* WRITTEN TASK
Which lines below hold the word "بحيث"? Copy all of them.
───── INPUT MATERIAL
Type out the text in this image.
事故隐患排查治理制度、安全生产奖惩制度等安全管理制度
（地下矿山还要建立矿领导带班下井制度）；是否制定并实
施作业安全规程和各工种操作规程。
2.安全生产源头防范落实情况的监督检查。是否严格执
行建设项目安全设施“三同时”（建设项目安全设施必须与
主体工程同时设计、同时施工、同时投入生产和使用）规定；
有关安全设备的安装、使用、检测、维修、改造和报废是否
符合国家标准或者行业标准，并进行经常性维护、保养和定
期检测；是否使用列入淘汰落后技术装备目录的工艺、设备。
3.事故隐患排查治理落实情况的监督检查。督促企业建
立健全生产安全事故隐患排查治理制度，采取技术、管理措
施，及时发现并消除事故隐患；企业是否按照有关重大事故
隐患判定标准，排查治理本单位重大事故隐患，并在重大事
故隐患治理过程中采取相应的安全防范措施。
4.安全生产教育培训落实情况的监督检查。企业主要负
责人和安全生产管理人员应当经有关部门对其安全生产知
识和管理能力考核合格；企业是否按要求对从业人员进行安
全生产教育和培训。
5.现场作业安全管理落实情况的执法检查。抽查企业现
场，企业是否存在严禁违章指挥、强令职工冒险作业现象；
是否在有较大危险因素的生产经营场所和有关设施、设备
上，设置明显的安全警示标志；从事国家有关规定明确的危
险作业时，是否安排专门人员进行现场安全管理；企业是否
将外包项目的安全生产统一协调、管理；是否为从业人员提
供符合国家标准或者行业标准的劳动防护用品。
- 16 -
──────────
───── INPUT MATERIAL
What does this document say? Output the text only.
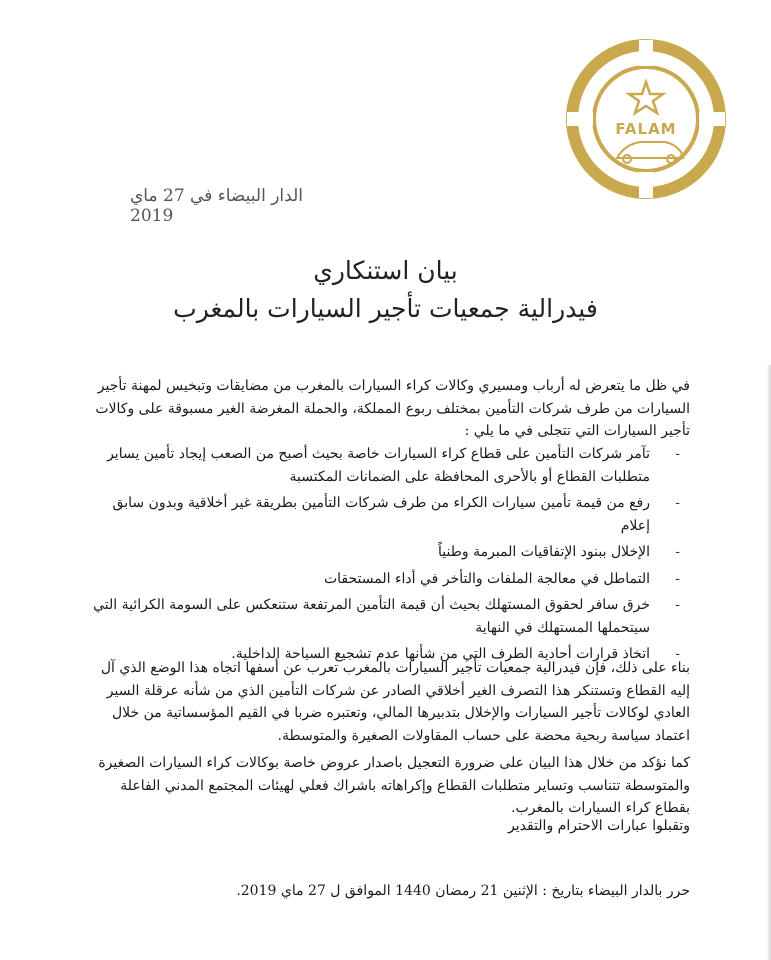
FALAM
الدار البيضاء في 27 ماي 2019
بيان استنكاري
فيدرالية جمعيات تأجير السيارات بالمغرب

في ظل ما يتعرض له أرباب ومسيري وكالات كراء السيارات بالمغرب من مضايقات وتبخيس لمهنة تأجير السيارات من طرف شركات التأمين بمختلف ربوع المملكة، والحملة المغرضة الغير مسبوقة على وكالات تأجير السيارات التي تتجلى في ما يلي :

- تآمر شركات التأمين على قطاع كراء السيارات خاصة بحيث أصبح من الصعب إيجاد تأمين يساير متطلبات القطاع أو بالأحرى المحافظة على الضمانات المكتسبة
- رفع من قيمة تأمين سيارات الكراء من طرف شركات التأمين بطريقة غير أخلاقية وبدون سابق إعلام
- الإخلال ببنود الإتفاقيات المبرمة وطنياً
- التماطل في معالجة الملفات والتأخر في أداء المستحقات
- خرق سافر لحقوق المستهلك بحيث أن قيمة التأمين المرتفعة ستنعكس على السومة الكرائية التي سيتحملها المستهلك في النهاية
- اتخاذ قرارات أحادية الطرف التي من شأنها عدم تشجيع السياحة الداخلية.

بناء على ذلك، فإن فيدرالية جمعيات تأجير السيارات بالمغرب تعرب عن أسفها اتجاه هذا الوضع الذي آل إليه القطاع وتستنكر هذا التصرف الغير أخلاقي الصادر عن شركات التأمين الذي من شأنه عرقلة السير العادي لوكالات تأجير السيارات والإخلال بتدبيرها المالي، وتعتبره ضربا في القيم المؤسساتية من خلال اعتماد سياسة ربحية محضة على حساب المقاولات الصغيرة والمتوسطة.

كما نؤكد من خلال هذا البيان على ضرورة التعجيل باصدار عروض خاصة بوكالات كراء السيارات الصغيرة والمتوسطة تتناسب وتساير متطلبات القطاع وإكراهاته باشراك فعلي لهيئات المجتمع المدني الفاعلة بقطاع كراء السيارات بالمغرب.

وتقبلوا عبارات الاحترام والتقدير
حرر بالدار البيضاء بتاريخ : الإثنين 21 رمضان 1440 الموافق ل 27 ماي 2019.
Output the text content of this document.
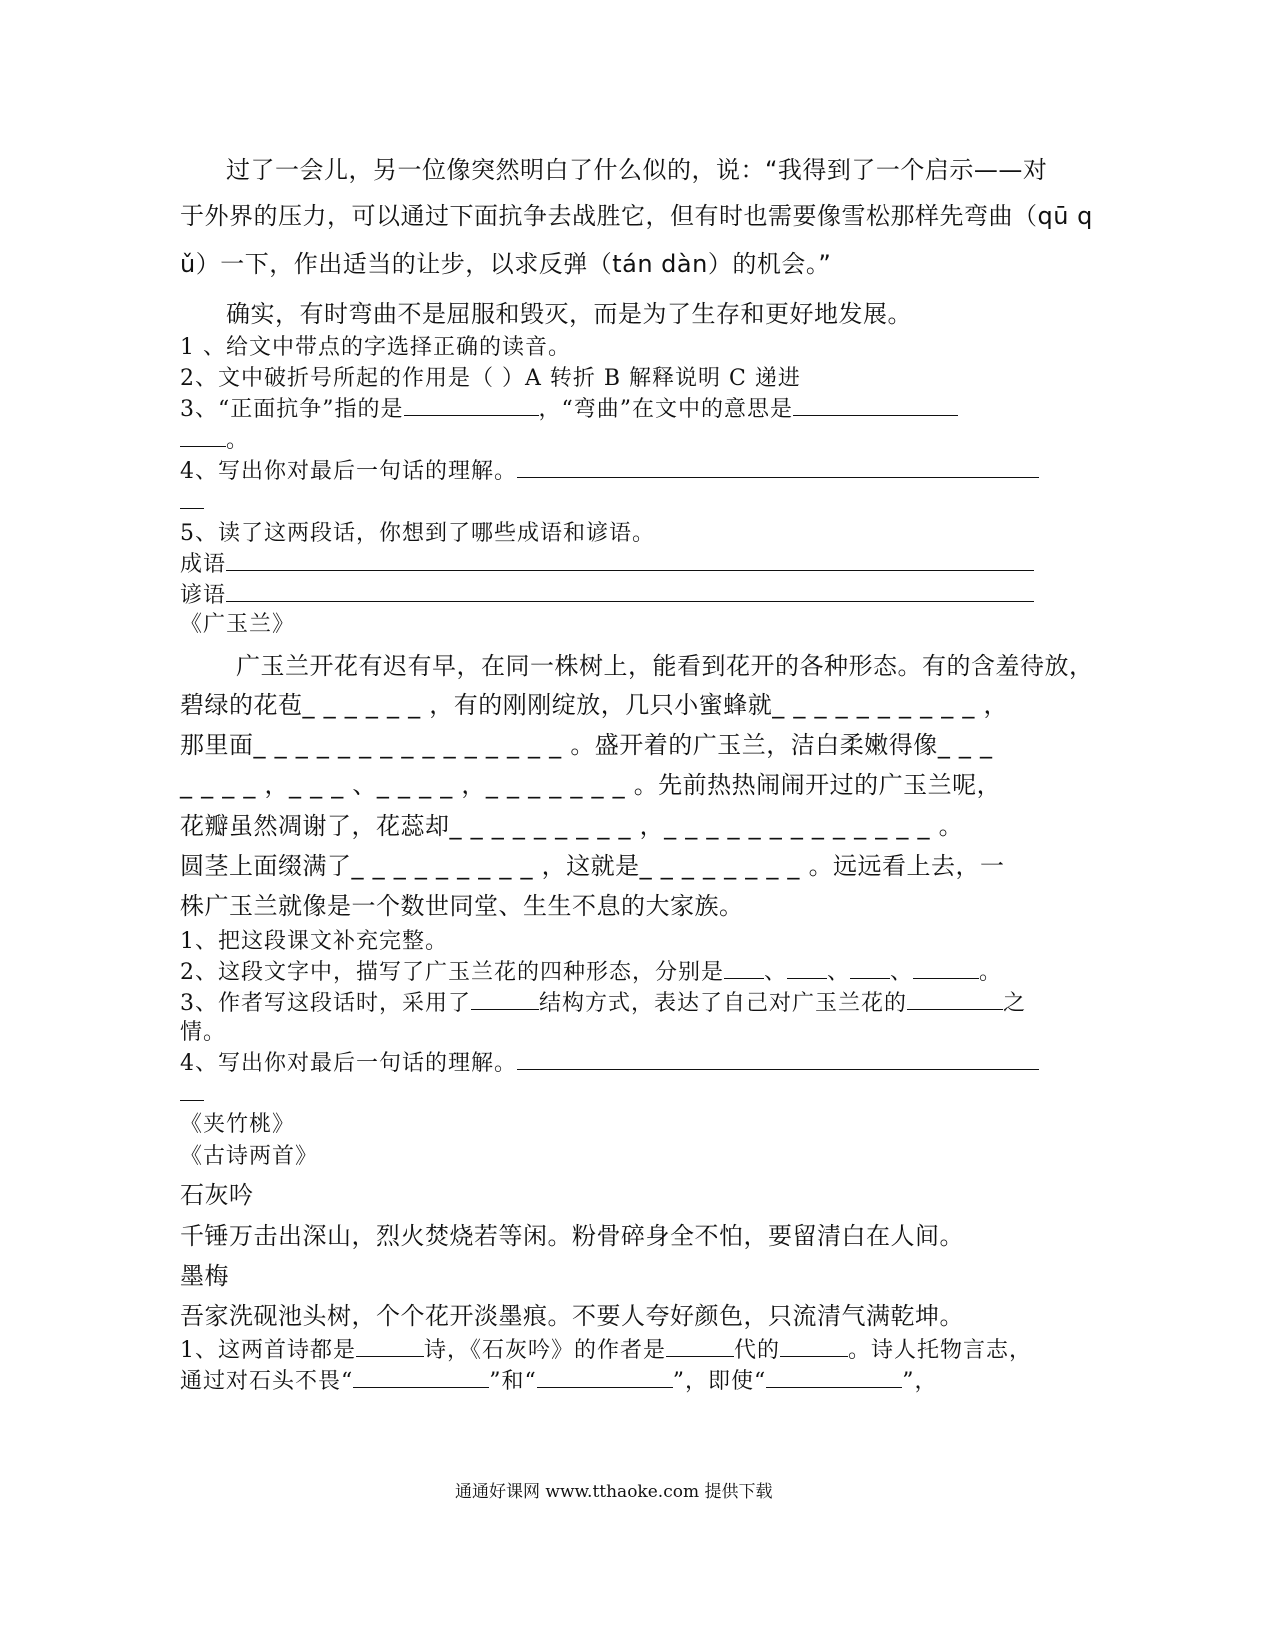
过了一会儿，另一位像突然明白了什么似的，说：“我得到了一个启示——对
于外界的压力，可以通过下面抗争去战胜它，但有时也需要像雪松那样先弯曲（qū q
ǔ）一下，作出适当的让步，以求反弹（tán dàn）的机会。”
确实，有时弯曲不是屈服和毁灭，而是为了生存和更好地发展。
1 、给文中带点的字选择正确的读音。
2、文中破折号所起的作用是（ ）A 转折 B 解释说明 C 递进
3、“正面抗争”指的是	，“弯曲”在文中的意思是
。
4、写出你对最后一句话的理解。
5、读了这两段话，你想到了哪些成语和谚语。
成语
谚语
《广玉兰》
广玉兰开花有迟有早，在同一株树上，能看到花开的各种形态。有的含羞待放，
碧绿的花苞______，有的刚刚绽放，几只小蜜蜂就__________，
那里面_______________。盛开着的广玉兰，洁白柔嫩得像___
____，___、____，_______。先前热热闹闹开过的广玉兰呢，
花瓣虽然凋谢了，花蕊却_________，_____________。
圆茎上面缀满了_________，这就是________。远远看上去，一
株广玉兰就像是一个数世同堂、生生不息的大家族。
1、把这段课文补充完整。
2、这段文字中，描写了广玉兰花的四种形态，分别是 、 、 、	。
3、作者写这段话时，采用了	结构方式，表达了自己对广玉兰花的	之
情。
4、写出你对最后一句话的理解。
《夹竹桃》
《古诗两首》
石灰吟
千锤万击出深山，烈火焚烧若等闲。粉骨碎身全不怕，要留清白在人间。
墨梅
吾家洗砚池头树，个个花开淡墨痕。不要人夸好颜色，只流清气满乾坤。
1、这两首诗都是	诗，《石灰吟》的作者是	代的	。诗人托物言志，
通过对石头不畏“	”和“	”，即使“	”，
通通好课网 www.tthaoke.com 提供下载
──────────
* OUTPUT OF THE EXERCISE
- تآمر شركات التأمين على قطاع كراء السيارات خاصة بحيث أصبح من الصعب إيجاد تأمين يساير متطلبات القطاع أو بالأحرى المحافظة على الضمانات المكتسبة
- خرق سافر لحقوق المستهلك بحيث أن قيمة التأمين المرتفعة ستنعكس على السومة الكرائية التي سيتحملها المستهلك في النهاية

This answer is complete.